[Dataset entries on figures]
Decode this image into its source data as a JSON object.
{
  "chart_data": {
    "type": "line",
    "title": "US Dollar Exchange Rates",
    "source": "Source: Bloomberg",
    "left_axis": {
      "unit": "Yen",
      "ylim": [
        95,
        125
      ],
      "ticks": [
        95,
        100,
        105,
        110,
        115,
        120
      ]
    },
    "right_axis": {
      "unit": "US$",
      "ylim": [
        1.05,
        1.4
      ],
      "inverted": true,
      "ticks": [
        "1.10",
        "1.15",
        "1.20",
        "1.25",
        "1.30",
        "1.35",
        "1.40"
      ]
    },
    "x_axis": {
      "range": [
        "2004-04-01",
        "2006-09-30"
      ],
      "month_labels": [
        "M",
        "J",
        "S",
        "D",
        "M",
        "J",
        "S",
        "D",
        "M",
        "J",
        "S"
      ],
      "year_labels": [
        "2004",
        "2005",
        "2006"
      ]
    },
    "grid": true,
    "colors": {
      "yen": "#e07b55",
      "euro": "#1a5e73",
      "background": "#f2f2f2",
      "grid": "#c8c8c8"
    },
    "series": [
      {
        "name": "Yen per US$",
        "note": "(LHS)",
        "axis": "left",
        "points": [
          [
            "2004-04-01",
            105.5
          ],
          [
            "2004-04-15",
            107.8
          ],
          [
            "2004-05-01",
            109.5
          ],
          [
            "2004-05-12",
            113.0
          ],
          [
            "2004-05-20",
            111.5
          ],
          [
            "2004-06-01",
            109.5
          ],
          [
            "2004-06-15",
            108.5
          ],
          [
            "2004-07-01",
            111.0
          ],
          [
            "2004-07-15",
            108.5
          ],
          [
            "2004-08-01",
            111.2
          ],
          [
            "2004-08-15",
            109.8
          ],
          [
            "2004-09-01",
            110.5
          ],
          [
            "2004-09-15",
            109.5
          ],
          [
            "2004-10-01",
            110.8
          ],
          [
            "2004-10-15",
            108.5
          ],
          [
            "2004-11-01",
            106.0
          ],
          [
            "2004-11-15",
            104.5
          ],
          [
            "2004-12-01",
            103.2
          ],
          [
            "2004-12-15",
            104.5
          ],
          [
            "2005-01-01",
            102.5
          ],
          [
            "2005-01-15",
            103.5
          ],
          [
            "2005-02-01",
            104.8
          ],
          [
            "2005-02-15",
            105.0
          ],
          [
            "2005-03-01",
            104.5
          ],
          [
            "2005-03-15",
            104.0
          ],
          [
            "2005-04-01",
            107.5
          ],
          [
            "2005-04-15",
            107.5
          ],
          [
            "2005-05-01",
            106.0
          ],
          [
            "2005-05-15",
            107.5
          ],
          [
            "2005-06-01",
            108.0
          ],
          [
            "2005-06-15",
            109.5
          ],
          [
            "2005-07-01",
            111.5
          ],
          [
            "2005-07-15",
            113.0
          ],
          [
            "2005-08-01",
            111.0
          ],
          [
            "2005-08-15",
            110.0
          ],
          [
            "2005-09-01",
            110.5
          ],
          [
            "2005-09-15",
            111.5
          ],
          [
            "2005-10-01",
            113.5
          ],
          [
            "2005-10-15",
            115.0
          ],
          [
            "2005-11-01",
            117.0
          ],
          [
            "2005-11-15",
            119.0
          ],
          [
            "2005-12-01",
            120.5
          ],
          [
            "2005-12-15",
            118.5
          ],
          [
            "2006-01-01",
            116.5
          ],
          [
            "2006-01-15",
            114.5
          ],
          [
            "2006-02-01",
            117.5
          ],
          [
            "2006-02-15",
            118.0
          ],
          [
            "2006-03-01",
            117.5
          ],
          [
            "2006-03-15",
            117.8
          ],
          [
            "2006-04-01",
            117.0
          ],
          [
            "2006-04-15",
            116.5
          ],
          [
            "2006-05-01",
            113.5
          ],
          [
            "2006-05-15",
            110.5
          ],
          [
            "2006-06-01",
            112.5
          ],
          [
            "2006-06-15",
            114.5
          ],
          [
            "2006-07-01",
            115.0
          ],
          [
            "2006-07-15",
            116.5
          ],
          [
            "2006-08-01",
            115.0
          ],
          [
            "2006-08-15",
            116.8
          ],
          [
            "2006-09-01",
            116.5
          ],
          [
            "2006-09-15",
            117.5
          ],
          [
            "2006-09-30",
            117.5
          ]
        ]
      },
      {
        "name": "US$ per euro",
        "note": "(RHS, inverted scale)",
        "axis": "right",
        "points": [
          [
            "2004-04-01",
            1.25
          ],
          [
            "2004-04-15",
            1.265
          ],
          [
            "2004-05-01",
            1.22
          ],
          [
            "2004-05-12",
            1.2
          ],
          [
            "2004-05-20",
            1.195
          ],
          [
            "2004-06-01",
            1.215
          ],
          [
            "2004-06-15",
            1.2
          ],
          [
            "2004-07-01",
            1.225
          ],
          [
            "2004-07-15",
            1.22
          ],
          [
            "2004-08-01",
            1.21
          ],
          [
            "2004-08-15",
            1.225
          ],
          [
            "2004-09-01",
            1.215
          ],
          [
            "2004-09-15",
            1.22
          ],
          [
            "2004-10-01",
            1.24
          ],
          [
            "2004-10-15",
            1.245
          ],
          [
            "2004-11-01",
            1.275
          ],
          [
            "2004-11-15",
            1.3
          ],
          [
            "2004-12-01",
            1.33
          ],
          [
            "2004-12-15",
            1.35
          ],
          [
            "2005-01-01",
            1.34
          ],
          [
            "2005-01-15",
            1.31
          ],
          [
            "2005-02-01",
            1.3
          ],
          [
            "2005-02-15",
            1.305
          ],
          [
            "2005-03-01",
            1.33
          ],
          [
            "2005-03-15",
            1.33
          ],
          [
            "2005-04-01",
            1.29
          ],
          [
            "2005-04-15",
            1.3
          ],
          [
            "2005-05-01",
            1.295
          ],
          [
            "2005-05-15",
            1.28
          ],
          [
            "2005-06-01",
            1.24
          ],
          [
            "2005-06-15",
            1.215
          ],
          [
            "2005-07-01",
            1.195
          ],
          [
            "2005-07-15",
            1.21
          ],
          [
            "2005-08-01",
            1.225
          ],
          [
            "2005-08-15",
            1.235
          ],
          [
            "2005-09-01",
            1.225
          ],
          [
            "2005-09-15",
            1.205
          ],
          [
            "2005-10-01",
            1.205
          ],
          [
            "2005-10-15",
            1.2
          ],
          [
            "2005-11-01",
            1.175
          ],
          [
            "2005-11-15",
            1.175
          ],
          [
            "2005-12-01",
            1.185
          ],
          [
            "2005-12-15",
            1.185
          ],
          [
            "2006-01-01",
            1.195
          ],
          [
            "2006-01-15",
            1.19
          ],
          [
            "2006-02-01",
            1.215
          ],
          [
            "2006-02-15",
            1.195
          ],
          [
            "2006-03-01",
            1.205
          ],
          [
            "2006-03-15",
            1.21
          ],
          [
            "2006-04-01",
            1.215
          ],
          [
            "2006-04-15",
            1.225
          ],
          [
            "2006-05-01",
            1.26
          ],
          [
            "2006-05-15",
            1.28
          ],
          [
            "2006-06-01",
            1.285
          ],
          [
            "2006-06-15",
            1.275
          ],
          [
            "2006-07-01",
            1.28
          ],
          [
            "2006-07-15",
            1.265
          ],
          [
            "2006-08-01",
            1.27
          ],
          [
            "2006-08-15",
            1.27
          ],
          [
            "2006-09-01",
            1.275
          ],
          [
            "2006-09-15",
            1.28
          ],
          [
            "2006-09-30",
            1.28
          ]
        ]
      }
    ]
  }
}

- _JOB_
Send back every record, precisely as written.

- _ANSWER IN FULL_
Decode this image into its source data as a JSON object.
{
  "chart_data": {
    "type": "line",
    "title": "US Dollar Exchange Rates",
    "source": "Source: Bloomberg",
    "left_axis": {
      "unit": "Yen",
      "ylim": [
        95,
        125
      ],
      "ticks": [
        95,
        100,
        105,
        110,
        115,
        120
      ]
    },
    "right_axis": {
      "unit": "US$",
      "ylim": [
        1.05,
        1.4
      ],
      "inverted": true,
      "ticks": [
        "1.10",
        "1.15",
        "1.20",
        "1.25",
        "1.30",
        "1.35",
        "1.40"
      ]
    },
    "x_axis": {
      "range": [
        "2004-04-01",
        "2006-09-30"
      ],
      "month_labels": [
        "M",
        "J",
        "S",
        "D",
        "M",
        "J",
        "S",
        "D",
        "M",
        "J",
        "S"
      ],
      "year_labels": [
        "2004",
        "2005",
        "2006"
      ]
    },
    "grid": true,
    "colors": {
      "yen": "#e07b55",
      "euro": "#1a5e73",
      "background": "#f2f2f2",
      "grid": "#c8c8c8"
    },
    "series": [
      {
        "name": "Yen per US$",
        "note": "(LHS)",
        "axis": "left",
        "points": [
          [
            "2004-04-01",
            105.5
          ],
          [
            "2004-04-15",
            107.8
          ],
          [
            "2004-05-01",
            109.5
          ],
          [
            "2004-05-12",
            113.0
          ],
          [
            "2004-05-20",
            111.5
          ],
          [
            "2004-06-01",
            109.5
          ],
          [
            "2004-06-15",
            108.5
          ],
          [
            "2004-07-01",
            111.0
          ],
          [
            "2004-07-15",
            108.5
          ],
          [
            "2004-08-01",
            111.2
          ],
          [
            "2004-08-15",
            109.8
          ],
          [
            "2004-09-01",
            110.5
          ],
          [
            "2004-09-15",
            109.5
          ],
          [
            "2004-10-01",
            110.8
          ],
          [
            "2004-10-15",
            108.5
          ],
          [
            "2004-11-01",
            106.0
          ],
          [
            "2004-11-15",
            104.5
          ],
          [
            "2004-12-01",
            103.2
          ],
          [
            "2004-12-15",
            104.5
          ],
          [
            "2005-01-01",
            102.5
          ],
          [
            "2005-01-15",
            103.5
          ],
          [
            "2005-02-01",
            104.8
          ],
          [
            "2005-02-15",
            105.0
          ],
          [
            "2005-03-01",
            104.5
          ],
          [
            "2005-03-15",
            104.0
          ],
          [
            "2005-04-01",
            107.5
          ],
          [
            "2005-04-15",
            107.5
          ],
          [
            "2005-05-01",
            106.0
          ],
          [
            "2005-05-15",
            107.5
          ],
          [
            "2005-06-01",
            108.0
          ],
          [
            "2005-06-15",
            109.5
          ],
          [
            "2005-07-01",
            111.5
          ],
          [
            "2005-07-15",
            113.0
          ],
          [
            "2005-08-01",
            111.0
          ],
          [
            "2005-08-15",
            110.0
          ],
          [
            "2005-09-01",
            110.5
          ],
          [
            "2005-09-15",
            111.5
          ],
          [
            "2005-10-01",
            113.5
          ],
          [
            "2005-10-15",
            115.0
          ],
          [
            "2005-11-01",
            117.0
          ],
          [
            "2005-11-15",
            119.0
          ],
          [
            "2005-12-01",
            120.5
          ],
          [
            "2005-12-15",
            118.5
          ],
          [
            "2006-01-01",
            116.5
          ],
          [
            "2006-01-15",
            114.5
          ],
          [
            "2006-02-01",
            117.5
          ],
          [
            "2006-02-15",
            118.0
          ],
          [
            "2006-03-01",
            117.5
          ],
          [
            "2006-03-15",
            117.8
          ],
          [
            "2006-04-01",
            117.0
          ],
          [
            "2006-04-15",
            116.5
          ],
          [
            "2006-05-01",
            113.5
          ],
          [
            "2006-05-15",
            110.5
          ],
          [
            "2006-06-01",
            112.5
          ],
          [
            "2006-06-15",
            114.5
          ],
          [
            "2006-07-01",
            115.0
          ],
          [
            "2006-07-15",
            116.5
          ],
          [
            "2006-08-01",
            115.0
          ],
          [
            "2006-08-15",
            116.8
          ],
          [
            "2006-09-01",
            116.5
          ],
          [
            "2006-09-15",
            117.5
          ],
          [
            "2006-09-30",
            117.5
          ]
        ]
      },
      {
        "name": "US$ per euro",
        "note": "(RHS, inverted scale)",
        "axis": "right",
        "points": [
          [
            "2004-04-01",
            1.25
          ],
          [
            "2004-04-15",
            1.265
          ],
          [
            "2004-05-01",
            1.22
          ],
          [
            "2004-05-12",
            1.2
          ],
          [
            "2004-05-20",
            1.195
          ],
          [
            "2004-06-01",
            1.215
          ],
          [
            "2004-06-15",
            1.2
          ],
          [
            "2004-07-01",
            1.225
          ],
          [
            "2004-07-15",
            1.22
          ],
          [
            "2004-08-01",
            1.21
          ],
          [
            "2004-08-15",
            1.225
          ],
          [
            "2004-09-01",
            1.215
          ],
          [
            "2004-09-15",
            1.22
          ],
          [
            "2004-10-01",
            1.24
          ],
          [
            "2004-10-15",
            1.245
          ],
          [
            "2004-11-01",
            1.275
          ],
          [
            "2004-11-15",
            1.3
          ],
          [
            "2004-12-01",
            1.33
          ],
          [
            "2004-12-15",
            1.35
          ],
          [
            "2005-01-01",
            1.34
          ],
          [
            "2005-01-15",
            1.31
          ],
          [
            "2005-02-01",
            1.3
          ],
          [
            "2005-02-15",
            1.305
          ],
          [
            "2005-03-01",
            1.33
          ],
          [
            "2005-03-15",
            1.33
          ],
          [
            "2005-04-01",
            1.29
          ],
          [
            "2005-04-15",
            1.3
          ],
          [
            "2005-05-01",
            1.295
          ],
          [
            "2005-05-15",
            1.28
          ],
          [
            "2005-06-01",
            1.24
          ],
          [
            "2005-06-15",
            1.215
          ],
          [
            "2005-07-01",
            1.195
          ],
          [
            "2005-07-15",
            1.21
          ],
          [
            "2005-08-01",
            1.225
          ],
          [
            "2005-08-15",
            1.235
          ],
          [
            "2005-09-01",
            1.225
          ],
          [
            "2005-09-15",
            1.205
          ],
          [
            "2005-10-01",
            1.205
          ],
          [
            "2005-10-15",
            1.2
          ],
          [
            "2005-11-01",
            1.175
          ],
          [
            "2005-11-15",
            1.175
          ],
          [
            "2005-12-01",
            1.185
          ],
          [
            "2005-12-15",
            1.185
          ],
          [
            "2006-01-01",
            1.195
          ],
          [
            "2006-01-15",
            1.19
          ],
          [
            "2006-02-01",
            1.215
          ],
          [
            "2006-02-15",
            1.195
          ],
          [
            "2006-03-01",
            1.205
          ],
          [
            "2006-03-15",
            1.21
          ],
          [
            "2006-04-01",
            1.215
          ],
          [
            "2006-04-15",
            1.225
          ],
          [
            "2006-05-01",
            1.26
          ],
          [
            "2006-05-15",
            1.28
          ],
          [
            "2006-06-01",
            1.285
          ],
          [
            "2006-06-15",
            1.275
          ],
          [
            "2006-07-01",
            1.28
          ],
          [
            "2006-07-15",
            1.265
          ],
          [
            "2006-08-01",
            1.27
          ],
          [
            "2006-08-15",
            1.27
          ],
          [
            "2006-09-01",
            1.275
          ],
          [
            "2006-09-15",
            1.28
          ],
          [
            "2006-09-30",
            1.28
          ]
        ]
      }
    ]
  }
}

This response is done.